**Excerpt**
□ □ □ □ □ □ □

Variable importance over labels 
(10 most important variables conditionally to each label) :
       Class -1 Class 1
atr        0.17    0.14
oscK       0.16    0.11
tr         0.03    0.16
cci        0.14    0.13
slowD      0.12    0.09
ADX        0.10    0.10
chv        0.08    0.10
signal     0.09    0.07
cmo        0.07    0.03
ar         0.06    0.06

Fig. 7. The importance of variables based on the information gain

As we can see, the global importance of variables has almost leveled off, but the importance of variables by classes is ranked differently. The tr variable takes the third place.

Partial dependence over predictor

The partial dependence of the most important variables will be considered.

> plot(imp.ruf.opt, Xtest = x.tst)

Fig. 8. Partial dependence of cci variable

Fig. 8. Partial dependence of cci variable

The figure above shows the partial dependency over the cci predictor. The separation of predictor data between classes is relatively good, despite the coverage.

> pd.signal <- partialDependenceOverResponses(x.tst,
+                                            imp.ruf.opt,
+                                            whichFeature = "signal",
+                                            whichOrder = "all"
+ )

Fig. 9. Partial dependence of the signal variable

There is quite a different picture of a partial dependence for the signal predicator in the figure above. Almost complete data coverage for both classes is observed.

> pd.tr <- partialDependenceOverResponses(x.tst,
                                          imp.ruf.opt, 
                                          whichFeature = "tr", 
                                          whichOrder = "all"
                                          )

A partial dependency of the tr predicator shows reasonable separation by classes, still there is a considerable coverage here.

□ □ □ □ □ □ □

**Data to process**

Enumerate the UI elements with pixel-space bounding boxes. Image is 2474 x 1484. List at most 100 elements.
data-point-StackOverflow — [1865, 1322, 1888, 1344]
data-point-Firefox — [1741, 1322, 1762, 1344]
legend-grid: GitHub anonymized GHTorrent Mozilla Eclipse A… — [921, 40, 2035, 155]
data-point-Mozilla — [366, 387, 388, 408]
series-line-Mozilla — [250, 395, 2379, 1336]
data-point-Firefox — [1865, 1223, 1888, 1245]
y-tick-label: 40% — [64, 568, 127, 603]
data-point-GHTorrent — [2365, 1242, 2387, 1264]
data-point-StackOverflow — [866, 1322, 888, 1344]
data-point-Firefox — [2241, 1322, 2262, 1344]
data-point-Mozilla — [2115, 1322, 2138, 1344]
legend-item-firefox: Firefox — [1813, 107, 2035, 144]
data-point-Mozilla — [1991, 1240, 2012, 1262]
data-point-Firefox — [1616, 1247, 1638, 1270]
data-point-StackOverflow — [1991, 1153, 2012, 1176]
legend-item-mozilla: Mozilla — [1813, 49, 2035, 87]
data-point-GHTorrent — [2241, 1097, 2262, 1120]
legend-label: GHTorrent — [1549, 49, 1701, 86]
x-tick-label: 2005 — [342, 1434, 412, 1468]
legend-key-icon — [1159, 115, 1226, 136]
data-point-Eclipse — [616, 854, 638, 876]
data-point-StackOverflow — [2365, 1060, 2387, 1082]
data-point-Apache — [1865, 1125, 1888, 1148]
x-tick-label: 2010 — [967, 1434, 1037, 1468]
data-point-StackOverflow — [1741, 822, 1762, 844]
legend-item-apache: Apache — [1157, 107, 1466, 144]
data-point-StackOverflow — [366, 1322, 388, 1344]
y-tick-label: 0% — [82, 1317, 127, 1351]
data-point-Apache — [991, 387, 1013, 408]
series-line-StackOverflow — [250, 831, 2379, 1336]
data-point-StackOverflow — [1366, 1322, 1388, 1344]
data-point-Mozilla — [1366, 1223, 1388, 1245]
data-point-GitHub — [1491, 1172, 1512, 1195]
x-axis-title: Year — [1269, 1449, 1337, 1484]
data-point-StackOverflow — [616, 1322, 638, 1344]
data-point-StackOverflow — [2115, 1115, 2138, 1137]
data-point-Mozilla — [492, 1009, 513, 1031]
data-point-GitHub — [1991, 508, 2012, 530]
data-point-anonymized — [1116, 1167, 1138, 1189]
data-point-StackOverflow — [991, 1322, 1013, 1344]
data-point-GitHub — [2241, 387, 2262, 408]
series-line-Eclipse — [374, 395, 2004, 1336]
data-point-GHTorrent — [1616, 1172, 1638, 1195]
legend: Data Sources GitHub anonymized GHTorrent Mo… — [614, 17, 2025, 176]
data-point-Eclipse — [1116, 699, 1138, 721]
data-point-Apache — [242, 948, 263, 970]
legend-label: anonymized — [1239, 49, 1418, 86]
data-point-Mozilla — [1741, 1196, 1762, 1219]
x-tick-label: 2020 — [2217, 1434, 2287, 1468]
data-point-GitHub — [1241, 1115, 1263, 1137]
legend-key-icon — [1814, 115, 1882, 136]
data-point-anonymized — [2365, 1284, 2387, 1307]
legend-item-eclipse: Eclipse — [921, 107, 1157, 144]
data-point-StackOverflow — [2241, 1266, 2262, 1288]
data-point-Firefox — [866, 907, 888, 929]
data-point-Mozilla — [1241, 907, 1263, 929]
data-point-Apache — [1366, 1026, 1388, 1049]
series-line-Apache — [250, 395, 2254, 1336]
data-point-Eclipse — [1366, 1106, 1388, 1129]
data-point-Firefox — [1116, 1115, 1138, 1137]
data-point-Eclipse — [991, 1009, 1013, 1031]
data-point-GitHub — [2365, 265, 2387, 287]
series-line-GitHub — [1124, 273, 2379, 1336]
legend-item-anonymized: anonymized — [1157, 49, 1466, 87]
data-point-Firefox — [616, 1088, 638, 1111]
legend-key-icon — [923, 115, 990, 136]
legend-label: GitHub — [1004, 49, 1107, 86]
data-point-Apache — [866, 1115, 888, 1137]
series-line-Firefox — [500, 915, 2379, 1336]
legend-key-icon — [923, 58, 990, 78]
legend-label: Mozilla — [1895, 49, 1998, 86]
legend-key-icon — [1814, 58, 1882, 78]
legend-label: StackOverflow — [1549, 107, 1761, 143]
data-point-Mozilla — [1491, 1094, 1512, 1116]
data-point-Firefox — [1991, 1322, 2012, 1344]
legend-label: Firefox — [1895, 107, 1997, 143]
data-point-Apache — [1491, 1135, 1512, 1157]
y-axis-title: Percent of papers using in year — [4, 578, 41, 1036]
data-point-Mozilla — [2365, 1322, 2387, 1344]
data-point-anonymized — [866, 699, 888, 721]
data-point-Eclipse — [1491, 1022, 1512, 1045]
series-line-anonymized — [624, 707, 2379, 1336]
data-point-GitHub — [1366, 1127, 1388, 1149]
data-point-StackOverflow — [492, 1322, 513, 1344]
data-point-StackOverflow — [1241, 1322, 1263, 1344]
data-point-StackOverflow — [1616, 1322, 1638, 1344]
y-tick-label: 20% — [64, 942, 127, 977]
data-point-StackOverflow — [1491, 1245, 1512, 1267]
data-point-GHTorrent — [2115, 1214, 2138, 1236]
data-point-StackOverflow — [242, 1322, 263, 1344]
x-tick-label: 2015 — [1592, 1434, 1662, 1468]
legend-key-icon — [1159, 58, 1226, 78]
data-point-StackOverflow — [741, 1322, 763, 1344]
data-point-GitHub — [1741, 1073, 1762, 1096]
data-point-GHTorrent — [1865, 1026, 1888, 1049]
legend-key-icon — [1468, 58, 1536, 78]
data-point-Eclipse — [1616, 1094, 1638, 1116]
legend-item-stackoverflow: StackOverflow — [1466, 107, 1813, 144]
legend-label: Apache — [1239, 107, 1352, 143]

□ □ □ □ □ □ □

**Given problem 1**
In the excerpt on variable importance, rewrite the paragraph beginning "As we can see, the global importance" more briefly, keeping its main facts.
**Given problem 2**
Take the listing from its first line through the line with "y-tick-label: 0% — [82, 1317, 127, 1351]". Give those lines again with "StackOverflow" switched to "Stack Overflow" and everything else left the same.

**Exercise result 1**
Overall variable importance has nearly evened out, but the ranking by class differs, and the tr variable ranks third.

**Exercise result 2**
Enumerate the UI elements with pixel-space bounding boxes. Image is 2474 x 1484. List at most 100 elements.
data-point-Stack Overflow — [1865, 1322, 1888, 1344]
data-point-Firefox — [1741, 1322, 1762, 1344]
legend-grid: GitHub anonymized GHTorrent Mozilla Eclipse A… — [921, 40, 2035, 155]
data-point-Mozilla — [366, 387, 388, 408]
series-line-Mozilla — [250, 395, 2379, 1336]
data-point-Firefox — [1865, 1223, 1888, 1245]
y-tick-label: 40% — [64, 568, 127, 603]
data-point-GHTorrent — [2365, 1242, 2387, 1264]
data-point-Stack Overflow — [866, 1322, 888, 1344]
data-point-Firefox — [2241, 1322, 2262, 1344]
data-point-Mozilla — [2115, 1322, 2138, 1344]
legend-item-firefox: Firefox — [1813, 107, 2035, 144]
data-point-Mozilla — [1991, 1240, 2012, 1262]
data-point-Firefox — [1616, 1247, 1638, 1270]
data-point-Stack Overflow — [1991, 1153, 2012, 1176]
legend-item-mozilla: Mozilla — [1813, 49, 2035, 87]
data-point-GHTorrent — [2241, 1097, 2262, 1120]
legend-label: GHTorrent — [1549, 49, 1701, 86]
x-tick-label: 2005 — [342, 1434, 412, 1468]
legend-key-icon — [1159, 115, 1226, 136]
data-point-Eclipse — [616, 854, 638, 876]
data-point-Stack Overflow — [2365, 1060, 2387, 1082]
data-point-Apache — [1865, 1125, 1888, 1148]
x-tick-label: 2010 — [967, 1434, 1037, 1468]
data-point-Stack Overflow — [1741, 822, 1762, 844]
legend-item-apache: Apache — [1157, 107, 1466, 144]
data-point-Stack Overflow — [366, 1322, 388, 1344]
y-tick-label: 0% — [82, 1317, 127, 1351]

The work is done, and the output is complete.